- Data excerpts

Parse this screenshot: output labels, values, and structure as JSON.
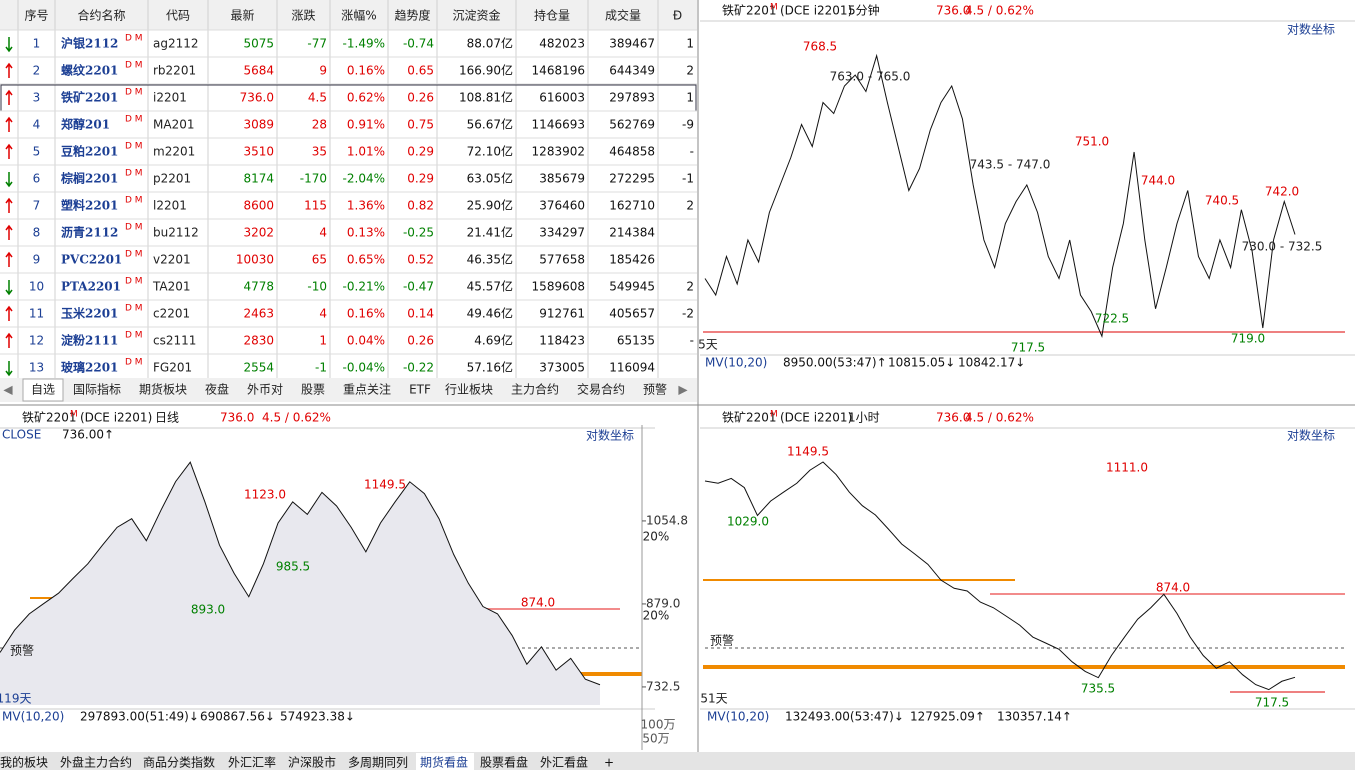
{
  "table": {
    "columns": [
      "序号",
      "合约名称",
      "代码",
      "最新",
      "涨跌",
      "涨幅%",
      "趋势度",
      "沉淀资金",
      "持仓量",
      "成交量",
      "Ð"
    ],
    "badge": "D M",
    "rows": [
      [
        "1",
        "沪银2112",
        "ag2112",
        "5075",
        "-77",
        "-1.49%",
        "-0.74",
        "88.07亿",
        "482023",
        "389467",
        "1"
      ],
      [
        "2",
        "螺纹2201",
        "rb2201",
        "5684",
        "9",
        "0.16%",
        "0.65",
        "166.90亿",
        "1468196",
        "644349",
        "2"
      ],
      [
        "3",
        "铁矿2201",
        "i2201",
        "736.0",
        "4.5",
        "0.62%",
        "0.26",
        "108.81亿",
        "616003",
        "297893",
        "1"
      ],
      [
        "4",
        "郑醇201",
        "MA201",
        "3089",
        "28",
        "0.91%",
        "0.75",
        "56.67亿",
        "1146693",
        "562769",
        "-9"
      ],
      [
        "5",
        "豆粕2201",
        "m2201",
        "3510",
        "35",
        "1.01%",
        "0.29",
        "72.10亿",
        "1283902",
        "464858",
        "-"
      ],
      [
        "6",
        "棕榈2201",
        "p2201",
        "8174",
        "-170",
        "-2.04%",
        "0.29",
        "63.05亿",
        "385679",
        "272295",
        "-1"
      ],
      [
        "7",
        "塑料2201",
        "l2201",
        "8600",
        "115",
        "1.36%",
        "0.82",
        "25.90亿",
        "376460",
        "162710",
        "2"
      ],
      [
        "8",
        "沥青2112",
        "bu2112",
        "3202",
        "4",
        "0.13%",
        "-0.25",
        "21.41亿",
        "334297",
        "214384",
        null
      ],
      [
        "9",
        "PVC2201",
        "v2201",
        "10030",
        "65",
        "0.65%",
        "0.52",
        "46.35亿",
        "577658",
        "185426",
        null
      ],
      [
        "10",
        "PTA2201",
        "TA201",
        "4778",
        "-10",
        "-0.21%",
        "-0.47",
        "45.57亿",
        "1589608",
        "549945",
        "2"
      ],
      [
        "11",
        "玉米2201",
        "c2201",
        "2463",
        "4",
        "0.16%",
        "0.14",
        "49.46亿",
        "912761",
        "405657",
        "-2"
      ],
      [
        "12",
        "淀粉2111",
        "cs2111",
        "2830",
        "1",
        "0.04%",
        "0.26",
        "4.69亿",
        "118423",
        "65135",
        "-"
      ],
      [
        "13",
        "玻璃2201",
        "FG201",
        "2554",
        "-1",
        "-0.04%",
        "-0.22",
        "57.16亿",
        "373005",
        "116094",
        null
      ]
    ]
  },
  "tabs": [
    "自选",
    "国际指标",
    "期货板块",
    "夜盘",
    "外币对",
    "股票",
    "重点关注",
    "ETF",
    "行业板块",
    "主力合约",
    "交易合约",
    "预警"
  ],
  "bottom_tabs": [
    "我的板块",
    "外盘主力合约",
    "商品分类指数",
    "外汇汇率",
    "沪深股市",
    "多周期同列",
    "期货看盘",
    "股票看盘",
    "外汇看盘",
    "+"
  ],
  "panels": [
    {
      "contract": "铁矿2201",
      "badge": "M",
      "exchange": "(DCE i2201)",
      "period": "5分钟",
      "price": "736.0",
      "change": "4.5 / 0.62%",
      "scale_mode": "对数坐标",
      "indicator": [
        "MV(10,20)",
        "8950.00(53:47)↑",
        "10815.05↓",
        "10842.17↓"
      ],
      "annotations": [
        "768.5",
        "763.0 - 765.0",
        "751.0",
        "743.5 - 747.0",
        "744.0",
        "740.5",
        "742.0",
        "730.0 - 732.5",
        "722.5",
        "717.5",
        "719.0",
        "5天"
      ],
      "ylim": [
        715,
        775
      ],
      "log": false,
      "closes": [
        728,
        725,
        732,
        727,
        735,
        731,
        740,
        745,
        750,
        756,
        752,
        760,
        758,
        763,
        765,
        762,
        768.5,
        760,
        752,
        744,
        748,
        755,
        760,
        763,
        757,
        745,
        735,
        730,
        738,
        742,
        745,
        740,
        732,
        728,
        735,
        725,
        722,
        717.5,
        730,
        738,
        751,
        735,
        722.5,
        730,
        738,
        744,
        732,
        728,
        735,
        730,
        740.5,
        733,
        719,
        735,
        742,
        736
      ]
    },
    {
      "contract": "铁矿2201",
      "badge": "M",
      "exchange": "(DCE i2201)",
      "period": "日线",
      "price": "736.0",
      "change": "4.5 / 0.62%",
      "scale_mode": "对数坐标",
      "indicator": [
        "MV(10,20)",
        "297893.00(51:49)↓",
        "690867.56↓",
        "574923.38↓"
      ],
      "close_label": [
        "CLOSE",
        "736.00↑"
      ],
      "annotations": [
        "1123.0",
        "1149.5",
        "985.5",
        "893.0",
        "874.0",
        "预警",
        "119天",
        "20%",
        "20%",
        "100万",
        "50万"
      ],
      "ylim": [
        704,
        1260
      ],
      "log": true,
      "yticks": [
        1054.8,
        {
          "value": 879,
          "label": "879.0"
        },
        732.5
      ],
      "closes": [
        790,
        830,
        860,
        880,
        900,
        930,
        960,
        1000,
        1040,
        1060,
        1010,
        1080,
        1150,
        1200,
        1100,
        1000,
        940,
        893,
        960,
        1050,
        1100,
        1070,
        1123,
        1090,
        1040,
        985.5,
        1050,
        1100,
        1149.5,
        1120,
        1060,
        980,
        920,
        874,
        860,
        820,
        770,
        800,
        760,
        780,
        745,
        736
      ]
    },
    {
      "contract": "铁矿2201",
      "badge": "M",
      "exchange": "(DCE i2201)",
      "period": "1小时",
      "price": "736.0",
      "change": "4.5 / 0.62%",
      "scale_mode": "对数坐标",
      "indicator": [
        "MV(10,20)",
        "132493.00(53:47)↓",
        "127925.09↑",
        "130357.14↑"
      ],
      "annotations": [
        "1111.0",
        "1149.5",
        "1029.0",
        "874.0",
        "735.5",
        "717.5",
        "预警",
        "51天"
      ],
      "ylim": [
        695,
        1203
      ],
      "log": true,
      "closes": [
        1105,
        1100,
        1111,
        1090,
        1029,
        1060,
        1080,
        1100,
        1130,
        1149.5,
        1120,
        1080,
        1050,
        1030,
        1000,
        970,
        950,
        930,
        900,
        885,
        880,
        860,
        850,
        835,
        820,
        800,
        790,
        780,
        760,
        745,
        735.5,
        770,
        800,
        830,
        850,
        874,
        840,
        800,
        770,
        750,
        760,
        740,
        725,
        717.5,
        730,
        736
      ]
    }
  ]
}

- Objective
Except for the pictures, print the data above exactly.

- Full solution
Parse this screenshot: output labels, values, and structure as JSON.
{
  "table": {
    "columns": [
      "序号",
      "合约名称",
      "代码",
      "最新",
      "涨跌",
      "涨幅%",
      "趋势度",
      "沉淀资金",
      "持仓量",
      "成交量",
      "Ð"
    ],
    "badge": "D M",
    "rows": [
      [
        "1",
        "沪银2112",
        "ag2112",
        "5075",
        "-77",
        "-1.49%",
        "-0.74",
        "88.07亿",
        "482023",
        "389467",
        "1"
      ],
      [
        "2",
        "螺纹2201",
        "rb2201",
        "5684",
        "9",
        "0.16%",
        "0.65",
        "166.90亿",
        "1468196",
        "644349",
        "2"
      ],
      [
        "3",
        "铁矿2201",
        "i2201",
        "736.0",
        "4.5",
        "0.62%",
        "0.26",
        "108.81亿",
        "616003",
        "297893",
        "1"
      ],
      [
        "4",
        "郑醇201",
        "MA201",
        "3089",
        "28",
        "0.91%",
        "0.75",
        "56.67亿",
        "1146693",
        "562769",
        "-9"
      ],
      [
        "5",
        "豆粕2201",
        "m2201",
        "3510",
        "35",
        "1.01%",
        "0.29",
        "72.10亿",
        "1283902",
        "464858",
        "-"
      ],
      [
        "6",
        "棕榈2201",
        "p2201",
        "8174",
        "-170",
        "-2.04%",
        "0.29",
        "63.05亿",
        "385679",
        "272295",
        "-1"
      ],
      [
        "7",
        "塑料2201",
        "l2201",
        "8600",
        "115",
        "1.36%",
        "0.82",
        "25.90亿",
        "376460",
        "162710",
        "2"
      ],
      [
        "8",
        "沥青2112",
        "bu2112",
        "3202",
        "4",
        "0.13%",
        "-0.25",
        "21.41亿",
        "334297",
        "214384",
        null
      ],
      [
        "9",
        "PVC2201",
        "v2201",
        "10030",
        "65",
        "0.65%",
        "0.52",
        "46.35亿",
        "577658",
        "185426",
        null
      ],
      [
        "10",
        "PTA2201",
        "TA201",
        "4778",
        "-10",
        "-0.21%",
        "-0.47",
        "45.57亿",
        "1589608",
        "549945",
        "2"
      ],
      [
        "11",
        "玉米2201",
        "c2201",
        "2463",
        "4",
        "0.16%",
        "0.14",
        "49.46亿",
        "912761",
        "405657",
        "-2"
      ],
      [
        "12",
        "淀粉2111",
        "cs2111",
        "2830",
        "1",
        "0.04%",
        "0.26",
        "4.69亿",
        "118423",
        "65135",
        "-"
      ],
      [
        "13",
        "玻璃2201",
        "FG201",
        "2554",
        "-1",
        "-0.04%",
        "-0.22",
        "57.16亿",
        "373005",
        "116094",
        null
      ]
    ]
  },
  "tabs": [
    "自选",
    "国际指标",
    "期货板块",
    "夜盘",
    "外币对",
    "股票",
    "重点关注",
    "ETF",
    "行业板块",
    "主力合约",
    "交易合约",
    "预警"
  ],
  "bottom_tabs": [
    "我的板块",
    "外盘主力合约",
    "商品分类指数",
    "外汇汇率",
    "沪深股市",
    "多周期同列",
    "期货看盘",
    "股票看盘",
    "外汇看盘",
    "+"
  ],
  "panels": [
    {
      "contract": "铁矿2201",
      "badge": "M",
      "exchange": "(DCE i2201)",
      "period": "5分钟",
      "price": "736.0",
      "change": "4.5 / 0.62%",
      "scale_mode": "对数坐标",
      "indicator": [
        "MV(10,20)",
        "8950.00(53:47)↑",
        "10815.05↓",
        "10842.17↓"
      ],
      "annotations": [
        "768.5",
        "763.0 - 765.0",
        "751.0",
        "743.5 - 747.0",
        "744.0",
        "740.5",
        "742.0",
        "730.0 - 732.5",
        "722.5",
        "717.5",
        "719.0",
        "5天"
      ],
      "ylim": [
        715,
        775
      ],
      "log": false,
      "closes": [
        728,
        725,
        732,
        727,
        735,
        731,
        740,
        745,
        750,
        756,
        752,
        760,
        758,
        763,
        765,
        762,
        768.5,
        760,
        752,
        744,
        748,
        755,
        760,
        763,
        757,
        745,
        735,
        730,
        738,
        742,
        745,
        740,
        732,
        728,
        735,
        725,
        722,
        717.5,
        730,
        738,
        751,
        735,
        722.5,
        730,
        738,
        744,
        732,
        728,
        735,
        730,
        740.5,
        733,
        719,
        735,
        742,
        736
      ]
    },
    {
      "contract": "铁矿2201",
      "badge": "M",
      "exchange": "(DCE i2201)",
      "period": "日线",
      "price": "736.0",
      "change": "4.5 / 0.62%",
      "scale_mode": "对数坐标",
      "indicator": [
        "MV(10,20)",
        "297893.00(51:49)↓",
        "690867.56↓",
        "574923.38↓"
      ],
      "close_label": [
        "CLOSE",
        "736.00↑"
      ],
      "annotations": [
        "1123.0",
        "1149.5",
        "985.5",
        "893.0",
        "874.0",
        "预警",
        "119天",
        "20%",
        "20%",
        "100万",
        "50万"
      ],
      "ylim": [
        704,
        1260
      ],
      "log": true,
      "yticks": [
        1054.8,
        {
          "value": 879,
          "label": "879.0"
        },
        732.5
      ],
      "closes": [
        790,
        830,
        860,
        880,
        900,
        930,
        960,
        1000,
        1040,
        1060,
        1010,
        1080,
        1150,
        1200,
        1100,
        1000,
        940,
        893,
        960,
        1050,
        1100,
        1070,
        1123,
        1090,
        1040,
        985.5,
        1050,
        1100,
        1149.5,
        1120,
        1060,
        980,
        920,
        874,
        860,
        820,
        770,
        800,
        760,
        780,
        745,
        736
      ]
    },
    {
      "contract": "铁矿2201",
      "badge": "M",
      "exchange": "(DCE i2201)",
      "period": "1小时",
      "price": "736.0",
      "change": "4.5 / 0.62%",
      "scale_mode": "对数坐标",
      "indicator": [
        "MV(10,20)",
        "132493.00(53:47)↓",
        "127925.09↑",
        "130357.14↑"
      ],
      "annotations": [
        "1111.0",
        "1149.5",
        "1029.0",
        "874.0",
        "735.5",
        "717.5",
        "预警",
        "51天"
      ],
      "ylim": [
        695,
        1203
      ],
      "log": true,
      "closes": [
        1105,
        1100,
        1111,
        1090,
        1029,
        1060,
        1080,
        1100,
        1130,
        1149.5,
        1120,
        1080,
        1050,
        1030,
        1000,
        970,
        950,
        930,
        900,
        885,
        880,
        860,
        850,
        835,
        820,
        800,
        790,
        780,
        760,
        745,
        735.5,
        770,
        800,
        830,
        850,
        874,
        840,
        800,
        770,
        750,
        760,
        740,
        725,
        717.5,
        730,
        736
      ]
    }
  ]
}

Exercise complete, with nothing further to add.